Reproduce each line bearing the word "authors".

Dataset items:
────────────────────────────────────────

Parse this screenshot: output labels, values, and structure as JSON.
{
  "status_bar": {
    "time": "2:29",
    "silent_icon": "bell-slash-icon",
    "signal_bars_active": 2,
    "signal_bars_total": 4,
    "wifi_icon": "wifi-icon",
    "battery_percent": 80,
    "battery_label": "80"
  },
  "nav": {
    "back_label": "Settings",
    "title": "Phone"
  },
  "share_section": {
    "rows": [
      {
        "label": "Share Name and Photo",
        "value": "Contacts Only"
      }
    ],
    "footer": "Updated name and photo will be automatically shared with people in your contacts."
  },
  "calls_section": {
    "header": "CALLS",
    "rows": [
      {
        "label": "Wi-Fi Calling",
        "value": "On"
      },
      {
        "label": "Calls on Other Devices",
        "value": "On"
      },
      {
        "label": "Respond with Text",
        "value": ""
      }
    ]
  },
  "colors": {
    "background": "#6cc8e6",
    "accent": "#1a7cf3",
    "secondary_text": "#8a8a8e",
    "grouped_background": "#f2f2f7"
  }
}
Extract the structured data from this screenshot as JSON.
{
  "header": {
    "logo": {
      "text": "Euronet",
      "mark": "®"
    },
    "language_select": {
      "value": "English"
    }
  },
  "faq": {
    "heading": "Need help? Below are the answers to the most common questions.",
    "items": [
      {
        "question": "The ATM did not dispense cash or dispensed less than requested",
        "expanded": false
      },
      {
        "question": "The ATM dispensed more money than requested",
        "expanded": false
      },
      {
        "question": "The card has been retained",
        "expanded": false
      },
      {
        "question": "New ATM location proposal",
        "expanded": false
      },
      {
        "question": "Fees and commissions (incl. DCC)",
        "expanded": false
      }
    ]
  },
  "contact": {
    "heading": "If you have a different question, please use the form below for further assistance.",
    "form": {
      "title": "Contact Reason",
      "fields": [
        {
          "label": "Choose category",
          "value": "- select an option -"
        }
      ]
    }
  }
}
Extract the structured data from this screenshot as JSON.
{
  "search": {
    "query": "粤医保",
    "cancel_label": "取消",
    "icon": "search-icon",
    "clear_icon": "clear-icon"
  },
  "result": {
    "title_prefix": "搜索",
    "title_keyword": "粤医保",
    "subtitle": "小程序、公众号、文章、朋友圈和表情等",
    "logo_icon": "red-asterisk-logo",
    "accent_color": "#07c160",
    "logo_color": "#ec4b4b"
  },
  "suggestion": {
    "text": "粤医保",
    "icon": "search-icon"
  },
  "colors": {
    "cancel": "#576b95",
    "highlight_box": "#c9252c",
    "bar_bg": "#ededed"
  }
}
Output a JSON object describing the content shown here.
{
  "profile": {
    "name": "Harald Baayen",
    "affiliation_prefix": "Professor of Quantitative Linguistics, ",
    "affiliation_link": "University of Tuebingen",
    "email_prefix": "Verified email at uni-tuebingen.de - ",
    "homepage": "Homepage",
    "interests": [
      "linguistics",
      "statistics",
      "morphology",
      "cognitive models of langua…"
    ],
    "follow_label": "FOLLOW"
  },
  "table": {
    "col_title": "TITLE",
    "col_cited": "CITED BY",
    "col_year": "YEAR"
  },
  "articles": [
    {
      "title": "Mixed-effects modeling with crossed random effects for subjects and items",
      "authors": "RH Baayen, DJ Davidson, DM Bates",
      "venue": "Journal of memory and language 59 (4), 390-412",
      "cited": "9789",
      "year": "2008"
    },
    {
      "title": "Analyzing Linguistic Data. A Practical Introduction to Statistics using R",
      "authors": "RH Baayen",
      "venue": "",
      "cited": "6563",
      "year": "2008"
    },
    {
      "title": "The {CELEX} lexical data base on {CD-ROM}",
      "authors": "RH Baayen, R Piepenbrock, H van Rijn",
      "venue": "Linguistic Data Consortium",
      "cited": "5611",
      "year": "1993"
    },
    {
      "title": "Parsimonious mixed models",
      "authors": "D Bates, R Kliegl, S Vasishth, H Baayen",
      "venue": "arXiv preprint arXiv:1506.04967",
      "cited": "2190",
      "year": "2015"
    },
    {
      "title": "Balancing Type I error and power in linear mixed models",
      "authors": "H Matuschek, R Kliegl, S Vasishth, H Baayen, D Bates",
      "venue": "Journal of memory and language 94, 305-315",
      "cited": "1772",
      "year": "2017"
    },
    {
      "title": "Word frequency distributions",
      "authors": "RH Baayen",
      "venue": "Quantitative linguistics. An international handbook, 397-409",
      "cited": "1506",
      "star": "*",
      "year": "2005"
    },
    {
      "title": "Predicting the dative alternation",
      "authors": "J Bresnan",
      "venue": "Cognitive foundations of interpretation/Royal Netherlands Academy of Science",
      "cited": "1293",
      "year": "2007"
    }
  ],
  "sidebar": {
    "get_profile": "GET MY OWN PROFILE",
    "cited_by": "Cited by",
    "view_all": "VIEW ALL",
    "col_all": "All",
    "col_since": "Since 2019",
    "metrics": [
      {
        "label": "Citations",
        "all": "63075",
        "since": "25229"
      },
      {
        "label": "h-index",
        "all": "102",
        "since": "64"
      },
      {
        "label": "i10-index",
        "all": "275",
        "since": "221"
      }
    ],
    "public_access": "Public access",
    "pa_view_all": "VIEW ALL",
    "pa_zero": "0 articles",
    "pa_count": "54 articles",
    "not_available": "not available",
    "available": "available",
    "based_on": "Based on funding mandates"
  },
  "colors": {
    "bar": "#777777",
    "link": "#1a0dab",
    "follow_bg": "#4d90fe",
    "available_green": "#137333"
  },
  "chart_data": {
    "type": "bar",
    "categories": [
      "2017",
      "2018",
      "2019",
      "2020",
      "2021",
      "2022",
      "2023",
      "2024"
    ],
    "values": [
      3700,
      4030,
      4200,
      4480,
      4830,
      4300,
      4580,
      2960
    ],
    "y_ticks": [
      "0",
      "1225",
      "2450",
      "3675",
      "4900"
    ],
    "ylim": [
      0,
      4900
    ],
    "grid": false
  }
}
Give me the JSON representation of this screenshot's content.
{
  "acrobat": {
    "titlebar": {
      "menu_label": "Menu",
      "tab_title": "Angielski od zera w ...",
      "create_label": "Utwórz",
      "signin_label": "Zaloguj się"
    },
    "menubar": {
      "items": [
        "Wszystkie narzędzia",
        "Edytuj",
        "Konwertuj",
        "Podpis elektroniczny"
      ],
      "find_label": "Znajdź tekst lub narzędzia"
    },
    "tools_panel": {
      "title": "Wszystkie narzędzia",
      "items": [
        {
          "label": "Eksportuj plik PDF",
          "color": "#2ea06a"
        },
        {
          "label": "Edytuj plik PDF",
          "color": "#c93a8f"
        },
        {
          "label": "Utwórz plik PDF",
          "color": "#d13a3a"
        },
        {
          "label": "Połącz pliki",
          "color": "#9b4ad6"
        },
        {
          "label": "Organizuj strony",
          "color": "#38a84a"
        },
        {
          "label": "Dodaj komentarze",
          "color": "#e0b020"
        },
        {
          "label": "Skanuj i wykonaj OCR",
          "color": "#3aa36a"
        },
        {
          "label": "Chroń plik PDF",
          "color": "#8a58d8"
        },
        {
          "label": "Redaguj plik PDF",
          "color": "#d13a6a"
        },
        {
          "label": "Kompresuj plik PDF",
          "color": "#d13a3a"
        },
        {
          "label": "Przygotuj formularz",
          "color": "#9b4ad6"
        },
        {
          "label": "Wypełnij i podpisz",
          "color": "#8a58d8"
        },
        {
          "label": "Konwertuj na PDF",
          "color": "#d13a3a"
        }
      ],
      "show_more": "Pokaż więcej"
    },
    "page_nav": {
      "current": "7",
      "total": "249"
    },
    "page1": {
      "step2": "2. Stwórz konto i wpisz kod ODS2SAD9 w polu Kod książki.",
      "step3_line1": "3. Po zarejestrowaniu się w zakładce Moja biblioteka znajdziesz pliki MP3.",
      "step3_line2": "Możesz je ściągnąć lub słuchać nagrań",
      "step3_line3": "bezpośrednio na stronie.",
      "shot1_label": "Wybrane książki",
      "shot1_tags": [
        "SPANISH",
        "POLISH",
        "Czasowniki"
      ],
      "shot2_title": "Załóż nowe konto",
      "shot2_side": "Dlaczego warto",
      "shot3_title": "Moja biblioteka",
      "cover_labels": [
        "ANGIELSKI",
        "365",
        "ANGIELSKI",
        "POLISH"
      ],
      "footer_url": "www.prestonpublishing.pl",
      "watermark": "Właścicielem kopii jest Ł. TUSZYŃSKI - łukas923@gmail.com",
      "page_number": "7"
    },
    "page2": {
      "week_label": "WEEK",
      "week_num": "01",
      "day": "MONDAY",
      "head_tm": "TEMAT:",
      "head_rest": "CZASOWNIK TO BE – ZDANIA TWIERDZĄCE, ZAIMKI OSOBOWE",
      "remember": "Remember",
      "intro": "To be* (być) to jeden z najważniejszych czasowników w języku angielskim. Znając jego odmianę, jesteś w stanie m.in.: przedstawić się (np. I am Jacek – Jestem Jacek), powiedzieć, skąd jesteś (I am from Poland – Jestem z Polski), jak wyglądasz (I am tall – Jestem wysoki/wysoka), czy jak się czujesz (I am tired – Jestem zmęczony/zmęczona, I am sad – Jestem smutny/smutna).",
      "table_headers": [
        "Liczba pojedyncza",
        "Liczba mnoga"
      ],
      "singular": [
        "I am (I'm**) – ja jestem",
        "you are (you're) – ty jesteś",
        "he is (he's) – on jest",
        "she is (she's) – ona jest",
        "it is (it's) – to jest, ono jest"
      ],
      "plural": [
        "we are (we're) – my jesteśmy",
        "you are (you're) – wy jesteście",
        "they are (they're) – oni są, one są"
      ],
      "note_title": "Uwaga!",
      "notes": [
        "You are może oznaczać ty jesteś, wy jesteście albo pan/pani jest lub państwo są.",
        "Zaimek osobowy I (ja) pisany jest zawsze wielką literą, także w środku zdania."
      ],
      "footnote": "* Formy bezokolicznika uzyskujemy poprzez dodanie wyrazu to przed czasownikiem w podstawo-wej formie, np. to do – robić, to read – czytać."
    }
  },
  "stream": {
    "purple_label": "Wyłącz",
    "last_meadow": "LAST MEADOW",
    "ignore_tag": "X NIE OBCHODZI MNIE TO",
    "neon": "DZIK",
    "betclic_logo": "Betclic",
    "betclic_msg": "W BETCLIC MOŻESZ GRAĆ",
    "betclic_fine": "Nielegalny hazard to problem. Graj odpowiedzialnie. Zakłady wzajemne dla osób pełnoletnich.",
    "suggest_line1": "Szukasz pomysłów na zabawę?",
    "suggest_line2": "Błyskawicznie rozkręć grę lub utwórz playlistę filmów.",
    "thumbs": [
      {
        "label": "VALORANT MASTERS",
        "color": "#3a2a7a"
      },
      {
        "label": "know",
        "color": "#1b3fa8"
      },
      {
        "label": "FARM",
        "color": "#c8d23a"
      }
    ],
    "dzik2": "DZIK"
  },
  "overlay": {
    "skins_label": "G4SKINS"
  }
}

────────────────────────────────────────

**Task output**
      "authors": "RH Baayen, DJ Davidson, DM Bates",
      "authors": "RH Baayen",
      "authors": "RH Baayen, R Piepenbrock, H van Rijn",
      "authors": "D Bates, R Kliegl, S Vasishth, H Baayen",
      "authors": "H Matuschek, R Kliegl, S Vasishth, H Baayen, D Bates",
      "authors": "RH Baayen",
      "authors": "J Bresnan",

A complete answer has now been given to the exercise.